▸ Description of the task:
Every record below should be printed exactly as given.

(Data items)
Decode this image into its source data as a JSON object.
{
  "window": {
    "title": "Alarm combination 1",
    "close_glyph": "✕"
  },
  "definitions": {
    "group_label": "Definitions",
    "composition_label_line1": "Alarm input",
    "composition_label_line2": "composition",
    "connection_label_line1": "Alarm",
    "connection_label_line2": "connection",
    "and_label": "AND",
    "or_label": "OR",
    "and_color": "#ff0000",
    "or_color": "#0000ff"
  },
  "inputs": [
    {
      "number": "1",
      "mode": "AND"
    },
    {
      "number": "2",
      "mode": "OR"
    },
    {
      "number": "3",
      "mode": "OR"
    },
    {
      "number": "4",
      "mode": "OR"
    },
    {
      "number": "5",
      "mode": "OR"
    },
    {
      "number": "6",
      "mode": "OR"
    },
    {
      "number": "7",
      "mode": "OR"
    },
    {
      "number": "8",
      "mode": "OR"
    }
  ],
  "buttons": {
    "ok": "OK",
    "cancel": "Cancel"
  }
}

▸ Solution for this task:
Decode this image into its source data as a JSON object.
{
  "window": {
    "title": "Alarm combination 1",
    "close_glyph": "✕"
  },
  "definitions": {
    "group_label": "Definitions",
    "composition_label_line1": "Alarm input",
    "composition_label_line2": "composition",
    "connection_label_line1": "Alarm",
    "connection_label_line2": "connection",
    "and_label": "AND",
    "or_label": "OR",
    "and_color": "#ff0000",
    "or_color": "#0000ff"
  },
  "inputs": [
    {
      "number": "1",
      "mode": "AND"
    },
    {
      "number": "2",
      "mode": "OR"
    },
    {
      "number": "3",
      "mode": "OR"
    },
    {
      "number": "4",
      "mode": "OR"
    },
    {
      "number": "5",
      "mode": "OR"
    },
    {
      "number": "6",
      "mode": "OR"
    },
    {
      "number": "7",
      "mode": "OR"
    },
    {
      "number": "8",
      "mode": "OR"
    }
  ],
  "buttons": {
    "ok": "OK",
    "cancel": "Cancel"
  }
}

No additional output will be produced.